*STORED ROWS:*

——————————

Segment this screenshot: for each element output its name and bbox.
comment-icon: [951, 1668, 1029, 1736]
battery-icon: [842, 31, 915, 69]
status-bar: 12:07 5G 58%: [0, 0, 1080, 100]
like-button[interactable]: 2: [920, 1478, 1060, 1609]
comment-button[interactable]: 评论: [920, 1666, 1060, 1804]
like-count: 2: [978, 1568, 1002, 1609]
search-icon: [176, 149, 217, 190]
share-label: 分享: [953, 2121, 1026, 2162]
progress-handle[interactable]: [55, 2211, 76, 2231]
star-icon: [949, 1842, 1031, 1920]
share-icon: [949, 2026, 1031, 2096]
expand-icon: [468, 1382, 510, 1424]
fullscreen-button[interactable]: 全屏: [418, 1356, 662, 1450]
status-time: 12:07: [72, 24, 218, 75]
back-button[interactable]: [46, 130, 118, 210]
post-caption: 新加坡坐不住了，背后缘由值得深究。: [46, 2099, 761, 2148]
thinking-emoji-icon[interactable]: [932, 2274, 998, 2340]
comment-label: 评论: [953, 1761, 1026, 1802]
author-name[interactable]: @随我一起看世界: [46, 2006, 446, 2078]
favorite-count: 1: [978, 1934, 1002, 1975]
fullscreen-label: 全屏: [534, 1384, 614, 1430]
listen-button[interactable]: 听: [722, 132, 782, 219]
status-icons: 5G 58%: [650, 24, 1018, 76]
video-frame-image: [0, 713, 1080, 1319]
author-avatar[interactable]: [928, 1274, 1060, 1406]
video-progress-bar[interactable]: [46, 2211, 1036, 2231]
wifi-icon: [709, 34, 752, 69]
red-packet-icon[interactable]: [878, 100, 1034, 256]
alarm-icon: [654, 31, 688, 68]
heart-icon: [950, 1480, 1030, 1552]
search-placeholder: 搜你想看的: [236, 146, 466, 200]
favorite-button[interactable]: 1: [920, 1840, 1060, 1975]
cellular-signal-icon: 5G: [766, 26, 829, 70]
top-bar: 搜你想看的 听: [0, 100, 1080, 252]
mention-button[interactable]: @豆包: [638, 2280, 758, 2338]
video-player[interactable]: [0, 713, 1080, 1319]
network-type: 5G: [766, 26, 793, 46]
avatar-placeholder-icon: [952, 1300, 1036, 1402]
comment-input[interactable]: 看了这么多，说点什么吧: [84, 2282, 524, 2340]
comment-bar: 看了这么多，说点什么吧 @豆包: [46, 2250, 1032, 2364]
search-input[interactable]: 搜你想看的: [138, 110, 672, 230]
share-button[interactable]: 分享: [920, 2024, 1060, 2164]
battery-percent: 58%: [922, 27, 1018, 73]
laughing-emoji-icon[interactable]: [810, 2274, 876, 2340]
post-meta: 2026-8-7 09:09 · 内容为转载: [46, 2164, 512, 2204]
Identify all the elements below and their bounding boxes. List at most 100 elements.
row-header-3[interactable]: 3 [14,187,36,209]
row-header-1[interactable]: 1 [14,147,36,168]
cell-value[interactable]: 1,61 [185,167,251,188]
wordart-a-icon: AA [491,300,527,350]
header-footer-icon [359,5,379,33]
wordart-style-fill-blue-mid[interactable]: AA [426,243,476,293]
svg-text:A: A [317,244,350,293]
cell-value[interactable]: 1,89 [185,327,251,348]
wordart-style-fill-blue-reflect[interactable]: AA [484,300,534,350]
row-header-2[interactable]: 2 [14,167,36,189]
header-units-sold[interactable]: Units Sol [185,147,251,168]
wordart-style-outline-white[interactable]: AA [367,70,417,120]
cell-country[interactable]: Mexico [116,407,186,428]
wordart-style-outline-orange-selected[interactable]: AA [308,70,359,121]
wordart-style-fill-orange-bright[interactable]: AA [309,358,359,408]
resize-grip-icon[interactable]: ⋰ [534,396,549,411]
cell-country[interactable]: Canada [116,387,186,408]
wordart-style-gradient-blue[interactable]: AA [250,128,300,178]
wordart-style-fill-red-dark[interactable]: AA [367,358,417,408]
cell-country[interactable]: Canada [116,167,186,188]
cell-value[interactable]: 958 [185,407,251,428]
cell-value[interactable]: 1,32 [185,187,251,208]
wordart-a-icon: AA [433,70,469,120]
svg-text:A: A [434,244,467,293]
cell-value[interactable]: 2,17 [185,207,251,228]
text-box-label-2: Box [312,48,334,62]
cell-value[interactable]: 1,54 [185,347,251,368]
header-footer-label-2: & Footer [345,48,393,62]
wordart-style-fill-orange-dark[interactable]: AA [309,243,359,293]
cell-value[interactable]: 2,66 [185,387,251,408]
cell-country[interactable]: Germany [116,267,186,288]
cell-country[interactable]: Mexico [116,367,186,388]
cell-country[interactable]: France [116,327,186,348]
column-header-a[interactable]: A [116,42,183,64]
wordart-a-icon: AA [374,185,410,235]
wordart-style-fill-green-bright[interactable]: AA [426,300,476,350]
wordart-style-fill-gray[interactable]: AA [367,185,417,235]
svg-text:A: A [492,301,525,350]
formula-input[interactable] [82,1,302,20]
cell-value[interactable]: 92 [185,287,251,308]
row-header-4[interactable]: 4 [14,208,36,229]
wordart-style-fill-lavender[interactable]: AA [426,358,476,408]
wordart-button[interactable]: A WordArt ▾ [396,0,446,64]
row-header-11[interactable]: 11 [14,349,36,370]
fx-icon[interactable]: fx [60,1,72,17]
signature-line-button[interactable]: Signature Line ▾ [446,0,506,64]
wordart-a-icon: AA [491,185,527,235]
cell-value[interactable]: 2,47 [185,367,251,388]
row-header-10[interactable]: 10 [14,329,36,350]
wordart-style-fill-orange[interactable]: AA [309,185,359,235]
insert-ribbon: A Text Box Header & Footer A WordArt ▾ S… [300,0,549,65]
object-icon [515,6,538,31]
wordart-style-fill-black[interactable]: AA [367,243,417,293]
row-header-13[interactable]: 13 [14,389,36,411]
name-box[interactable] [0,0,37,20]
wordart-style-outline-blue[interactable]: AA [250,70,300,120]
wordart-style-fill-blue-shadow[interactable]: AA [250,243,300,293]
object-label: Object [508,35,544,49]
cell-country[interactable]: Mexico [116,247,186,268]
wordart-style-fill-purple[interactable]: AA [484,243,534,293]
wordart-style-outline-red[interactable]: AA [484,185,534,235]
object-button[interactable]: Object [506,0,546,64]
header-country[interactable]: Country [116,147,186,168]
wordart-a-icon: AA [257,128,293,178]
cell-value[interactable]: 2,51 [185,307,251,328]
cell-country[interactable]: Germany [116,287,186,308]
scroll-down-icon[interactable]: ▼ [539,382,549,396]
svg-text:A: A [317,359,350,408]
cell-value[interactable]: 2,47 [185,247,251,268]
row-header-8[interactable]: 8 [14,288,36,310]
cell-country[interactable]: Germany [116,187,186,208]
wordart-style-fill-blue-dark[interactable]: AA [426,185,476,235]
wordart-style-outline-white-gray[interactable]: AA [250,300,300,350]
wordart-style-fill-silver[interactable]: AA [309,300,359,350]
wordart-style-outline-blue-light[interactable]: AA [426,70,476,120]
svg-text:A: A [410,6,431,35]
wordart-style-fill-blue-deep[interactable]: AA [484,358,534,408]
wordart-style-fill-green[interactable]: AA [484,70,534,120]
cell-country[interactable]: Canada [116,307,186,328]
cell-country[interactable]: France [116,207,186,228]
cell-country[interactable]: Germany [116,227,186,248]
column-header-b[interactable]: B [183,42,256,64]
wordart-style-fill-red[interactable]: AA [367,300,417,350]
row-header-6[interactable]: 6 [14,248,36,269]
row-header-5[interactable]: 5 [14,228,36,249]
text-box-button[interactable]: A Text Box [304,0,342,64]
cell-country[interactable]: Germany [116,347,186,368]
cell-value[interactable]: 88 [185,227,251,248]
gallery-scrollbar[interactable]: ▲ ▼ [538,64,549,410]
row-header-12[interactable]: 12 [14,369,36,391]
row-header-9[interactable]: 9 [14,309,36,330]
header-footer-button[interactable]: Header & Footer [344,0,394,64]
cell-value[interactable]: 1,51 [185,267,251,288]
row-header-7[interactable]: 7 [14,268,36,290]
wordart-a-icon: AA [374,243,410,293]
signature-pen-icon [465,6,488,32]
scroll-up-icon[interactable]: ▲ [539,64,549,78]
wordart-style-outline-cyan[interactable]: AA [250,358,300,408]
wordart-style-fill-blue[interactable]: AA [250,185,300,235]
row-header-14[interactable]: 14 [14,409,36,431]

——————————

*WORK TO BE COMPLETED:* Copy the material above, starting with its first line and ending with the line that contains "share-button[interactable]: 分享: [920, 2024, 1060, 2164]", including that line. Reproduce each line unchanged.

*SOLUTION TO THE PROBLEM:*
Segment this screenshot: for each element output its name and bbox.
comment-icon: [951, 1668, 1029, 1736]
battery-icon: [842, 31, 915, 69]
status-bar: 12:07 5G 58%: [0, 0, 1080, 100]
like-button[interactable]: 2: [920, 1478, 1060, 1609]
comment-button[interactable]: 评论: [920, 1666, 1060, 1804]
like-count: 2: [978, 1568, 1002, 1609]
search-icon: [176, 149, 217, 190]
share-label: 分享: [953, 2121, 1026, 2162]
progress-handle[interactable]: [55, 2211, 76, 2231]
star-icon: [949, 1842, 1031, 1920]
share-icon: [949, 2026, 1031, 2096]
expand-icon: [468, 1382, 510, 1424]
fullscreen-button[interactable]: 全屏: [418, 1356, 662, 1450]
status-time: 12:07: [72, 24, 218, 75]
back-button[interactable]: [46, 130, 118, 210]
post-caption: 新加坡坐不住了，背后缘由值得深究。: [46, 2099, 761, 2148]
thinking-emoji-icon[interactable]: [932, 2274, 998, 2340]
comment-label: 评论: [953, 1761, 1026, 1802]
author-name[interactable]: @随我一起看世界: [46, 2006, 446, 2078]
favorite-count: 1: [978, 1934, 1002, 1975]
fullscreen-label: 全屏: [534, 1384, 614, 1430]
listen-button[interactable]: 听: [722, 132, 782, 219]
status-icons: 5G 58%: [650, 24, 1018, 76]
video-frame-image: [0, 713, 1080, 1319]
author-avatar[interactable]: [928, 1274, 1060, 1406]
video-progress-bar[interactable]: [46, 2211, 1036, 2231]
wifi-icon: [709, 34, 752, 69]
red-packet-icon[interactable]: [878, 100, 1034, 256]
alarm-icon: [654, 31, 688, 68]
heart-icon: [950, 1480, 1030, 1552]
search-placeholder: 搜你想看的: [236, 146, 466, 200]
favorite-button[interactable]: 1: [920, 1840, 1060, 1975]
cellular-signal-icon: 5G: [766, 26, 829, 70]
top-bar: 搜你想看的 听: [0, 100, 1080, 252]
mention-button[interactable]: @豆包: [638, 2280, 758, 2338]
video-player[interactable]: [0, 713, 1080, 1319]
network-type: 5G: [766, 26, 793, 46]
avatar-placeholder-icon: [952, 1300, 1036, 1402]
comment-input[interactable]: 看了这么多，说点什么吧: [84, 2282, 524, 2340]
comment-bar: 看了这么多，说点什么吧 @豆包: [46, 2250, 1032, 2364]
search-input[interactable]: 搜你想看的: [138, 110, 672, 230]
share-button[interactable]: 分享: [920, 2024, 1060, 2164]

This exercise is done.